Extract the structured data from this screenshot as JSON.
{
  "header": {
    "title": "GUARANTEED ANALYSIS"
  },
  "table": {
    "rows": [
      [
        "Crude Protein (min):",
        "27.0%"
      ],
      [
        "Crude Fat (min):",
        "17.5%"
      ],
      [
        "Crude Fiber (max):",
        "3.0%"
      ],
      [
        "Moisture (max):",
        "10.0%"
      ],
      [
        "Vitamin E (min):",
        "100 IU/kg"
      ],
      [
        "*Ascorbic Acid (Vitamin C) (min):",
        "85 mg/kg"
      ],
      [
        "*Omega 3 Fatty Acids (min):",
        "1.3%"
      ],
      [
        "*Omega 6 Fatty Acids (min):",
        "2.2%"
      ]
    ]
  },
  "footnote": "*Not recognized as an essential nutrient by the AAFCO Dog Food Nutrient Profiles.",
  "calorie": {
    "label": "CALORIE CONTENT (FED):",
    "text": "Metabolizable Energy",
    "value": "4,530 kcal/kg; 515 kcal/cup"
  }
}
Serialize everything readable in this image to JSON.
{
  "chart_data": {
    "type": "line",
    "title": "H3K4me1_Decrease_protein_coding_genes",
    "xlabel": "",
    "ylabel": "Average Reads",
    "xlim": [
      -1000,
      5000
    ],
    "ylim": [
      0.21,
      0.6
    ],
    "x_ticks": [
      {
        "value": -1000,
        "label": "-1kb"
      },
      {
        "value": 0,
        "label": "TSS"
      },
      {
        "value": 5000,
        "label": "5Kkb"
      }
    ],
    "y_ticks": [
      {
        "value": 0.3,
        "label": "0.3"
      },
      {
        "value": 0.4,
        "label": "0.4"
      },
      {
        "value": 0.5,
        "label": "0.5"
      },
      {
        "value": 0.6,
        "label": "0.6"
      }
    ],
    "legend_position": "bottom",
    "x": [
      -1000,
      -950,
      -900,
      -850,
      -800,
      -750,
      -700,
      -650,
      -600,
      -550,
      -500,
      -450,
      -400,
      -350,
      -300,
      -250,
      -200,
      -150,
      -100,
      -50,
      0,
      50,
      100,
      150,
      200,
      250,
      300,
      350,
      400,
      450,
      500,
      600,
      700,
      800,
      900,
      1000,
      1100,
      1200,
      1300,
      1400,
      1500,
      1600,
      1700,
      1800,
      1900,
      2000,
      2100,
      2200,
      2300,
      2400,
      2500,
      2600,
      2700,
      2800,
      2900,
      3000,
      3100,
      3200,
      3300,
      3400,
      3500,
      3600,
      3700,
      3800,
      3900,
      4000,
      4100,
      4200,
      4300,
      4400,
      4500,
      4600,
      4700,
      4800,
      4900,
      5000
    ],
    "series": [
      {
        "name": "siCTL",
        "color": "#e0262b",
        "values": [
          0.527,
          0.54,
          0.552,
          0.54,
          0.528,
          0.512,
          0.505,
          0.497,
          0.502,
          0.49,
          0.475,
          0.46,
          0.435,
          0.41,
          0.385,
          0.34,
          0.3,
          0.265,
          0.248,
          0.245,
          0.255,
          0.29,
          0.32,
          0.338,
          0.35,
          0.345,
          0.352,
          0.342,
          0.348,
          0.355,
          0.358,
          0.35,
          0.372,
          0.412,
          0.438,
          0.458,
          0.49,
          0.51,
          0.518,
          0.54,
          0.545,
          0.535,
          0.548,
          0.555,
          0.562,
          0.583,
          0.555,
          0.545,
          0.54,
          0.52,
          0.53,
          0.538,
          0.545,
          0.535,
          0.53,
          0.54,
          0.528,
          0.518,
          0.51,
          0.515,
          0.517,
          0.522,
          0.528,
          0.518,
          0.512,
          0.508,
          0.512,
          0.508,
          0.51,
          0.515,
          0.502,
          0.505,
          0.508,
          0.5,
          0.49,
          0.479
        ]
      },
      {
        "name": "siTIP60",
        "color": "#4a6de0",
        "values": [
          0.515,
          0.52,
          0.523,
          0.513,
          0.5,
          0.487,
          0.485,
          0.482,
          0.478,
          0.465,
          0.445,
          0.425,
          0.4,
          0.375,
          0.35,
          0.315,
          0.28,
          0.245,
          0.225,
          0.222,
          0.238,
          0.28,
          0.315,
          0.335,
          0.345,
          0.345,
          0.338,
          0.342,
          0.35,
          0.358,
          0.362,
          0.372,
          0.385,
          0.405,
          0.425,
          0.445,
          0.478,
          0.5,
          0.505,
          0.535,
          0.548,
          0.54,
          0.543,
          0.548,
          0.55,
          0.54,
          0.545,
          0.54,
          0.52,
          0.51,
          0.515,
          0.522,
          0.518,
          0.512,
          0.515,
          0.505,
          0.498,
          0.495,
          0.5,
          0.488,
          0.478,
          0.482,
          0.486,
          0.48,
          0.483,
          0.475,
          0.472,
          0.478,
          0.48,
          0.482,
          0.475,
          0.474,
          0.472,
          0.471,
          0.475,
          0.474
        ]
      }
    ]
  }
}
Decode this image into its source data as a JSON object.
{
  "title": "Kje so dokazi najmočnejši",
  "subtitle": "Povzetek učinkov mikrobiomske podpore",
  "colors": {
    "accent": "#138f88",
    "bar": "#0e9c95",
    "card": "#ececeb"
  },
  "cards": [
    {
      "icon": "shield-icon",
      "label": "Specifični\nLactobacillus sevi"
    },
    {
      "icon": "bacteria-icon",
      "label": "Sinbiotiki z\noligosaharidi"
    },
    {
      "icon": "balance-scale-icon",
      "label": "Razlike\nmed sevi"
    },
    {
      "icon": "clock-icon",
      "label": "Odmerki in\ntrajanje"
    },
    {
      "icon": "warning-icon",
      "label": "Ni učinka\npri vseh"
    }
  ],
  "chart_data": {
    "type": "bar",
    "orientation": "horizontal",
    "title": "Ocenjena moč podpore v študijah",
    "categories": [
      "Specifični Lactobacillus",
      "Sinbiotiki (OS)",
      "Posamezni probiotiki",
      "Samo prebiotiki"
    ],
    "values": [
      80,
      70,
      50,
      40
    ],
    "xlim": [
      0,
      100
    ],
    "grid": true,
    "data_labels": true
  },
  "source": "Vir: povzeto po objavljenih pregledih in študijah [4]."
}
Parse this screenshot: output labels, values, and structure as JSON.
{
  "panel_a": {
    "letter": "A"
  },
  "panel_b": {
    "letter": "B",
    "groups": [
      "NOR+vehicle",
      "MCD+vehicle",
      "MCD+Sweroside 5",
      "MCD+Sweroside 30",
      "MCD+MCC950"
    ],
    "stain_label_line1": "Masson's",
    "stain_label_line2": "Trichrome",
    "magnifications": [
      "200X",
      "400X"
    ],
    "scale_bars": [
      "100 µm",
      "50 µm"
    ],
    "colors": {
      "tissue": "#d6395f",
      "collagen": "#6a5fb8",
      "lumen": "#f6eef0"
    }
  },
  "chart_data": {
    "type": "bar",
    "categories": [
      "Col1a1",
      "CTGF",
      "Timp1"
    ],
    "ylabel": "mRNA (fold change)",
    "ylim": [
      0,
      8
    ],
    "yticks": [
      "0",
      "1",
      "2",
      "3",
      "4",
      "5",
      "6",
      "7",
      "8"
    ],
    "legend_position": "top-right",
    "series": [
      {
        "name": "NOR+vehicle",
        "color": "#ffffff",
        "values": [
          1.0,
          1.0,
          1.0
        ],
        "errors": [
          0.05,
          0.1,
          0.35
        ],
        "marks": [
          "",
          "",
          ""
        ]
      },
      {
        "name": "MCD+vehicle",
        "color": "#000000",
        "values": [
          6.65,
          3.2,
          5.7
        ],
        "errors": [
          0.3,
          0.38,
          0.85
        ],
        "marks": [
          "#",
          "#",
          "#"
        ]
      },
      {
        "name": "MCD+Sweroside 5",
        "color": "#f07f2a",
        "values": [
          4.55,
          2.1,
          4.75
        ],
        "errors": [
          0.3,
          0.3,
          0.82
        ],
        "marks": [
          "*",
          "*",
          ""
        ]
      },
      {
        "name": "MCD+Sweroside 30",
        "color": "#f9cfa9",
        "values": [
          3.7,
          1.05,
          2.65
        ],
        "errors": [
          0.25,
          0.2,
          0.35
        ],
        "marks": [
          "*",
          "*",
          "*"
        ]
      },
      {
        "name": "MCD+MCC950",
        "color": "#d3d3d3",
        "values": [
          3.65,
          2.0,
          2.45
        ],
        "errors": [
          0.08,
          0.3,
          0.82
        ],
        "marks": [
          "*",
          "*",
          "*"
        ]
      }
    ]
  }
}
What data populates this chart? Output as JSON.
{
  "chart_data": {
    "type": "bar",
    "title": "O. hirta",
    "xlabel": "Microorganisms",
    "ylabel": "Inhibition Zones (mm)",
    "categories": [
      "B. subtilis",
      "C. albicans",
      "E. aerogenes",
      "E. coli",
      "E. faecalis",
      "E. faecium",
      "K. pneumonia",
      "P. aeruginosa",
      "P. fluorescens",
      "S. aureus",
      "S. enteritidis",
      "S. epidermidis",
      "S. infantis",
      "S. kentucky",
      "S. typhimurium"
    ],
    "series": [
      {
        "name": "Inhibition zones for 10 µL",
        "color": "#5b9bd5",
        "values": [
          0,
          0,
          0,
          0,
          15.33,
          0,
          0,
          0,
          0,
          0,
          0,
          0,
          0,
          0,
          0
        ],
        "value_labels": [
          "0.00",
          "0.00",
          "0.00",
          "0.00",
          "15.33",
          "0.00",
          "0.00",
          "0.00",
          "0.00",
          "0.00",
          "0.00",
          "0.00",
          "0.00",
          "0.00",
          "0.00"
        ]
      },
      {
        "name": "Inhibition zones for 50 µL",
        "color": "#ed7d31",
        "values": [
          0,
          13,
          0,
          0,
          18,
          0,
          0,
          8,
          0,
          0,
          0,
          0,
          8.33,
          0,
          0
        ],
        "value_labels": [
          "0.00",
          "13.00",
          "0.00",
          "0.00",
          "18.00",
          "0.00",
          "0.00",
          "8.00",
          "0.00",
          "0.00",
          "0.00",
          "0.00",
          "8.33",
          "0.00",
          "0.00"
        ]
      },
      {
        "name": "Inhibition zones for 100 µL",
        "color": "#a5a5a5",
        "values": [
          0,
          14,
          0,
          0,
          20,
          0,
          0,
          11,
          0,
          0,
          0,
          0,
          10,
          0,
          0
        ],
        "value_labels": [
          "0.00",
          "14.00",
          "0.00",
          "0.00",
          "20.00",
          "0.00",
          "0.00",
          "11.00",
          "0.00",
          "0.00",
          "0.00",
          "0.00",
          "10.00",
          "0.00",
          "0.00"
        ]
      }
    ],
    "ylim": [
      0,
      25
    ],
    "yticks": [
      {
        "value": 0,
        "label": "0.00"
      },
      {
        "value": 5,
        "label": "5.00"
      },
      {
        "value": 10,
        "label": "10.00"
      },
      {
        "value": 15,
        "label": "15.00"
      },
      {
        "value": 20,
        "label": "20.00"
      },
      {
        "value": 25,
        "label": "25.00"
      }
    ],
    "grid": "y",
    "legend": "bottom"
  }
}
+ + +
About this exercise: Report every line containing the string "Specifični" in the material.

Solution below:
      "label": "Specifični\nLactobacillus sevi"
      "Specifični Lactobacillus",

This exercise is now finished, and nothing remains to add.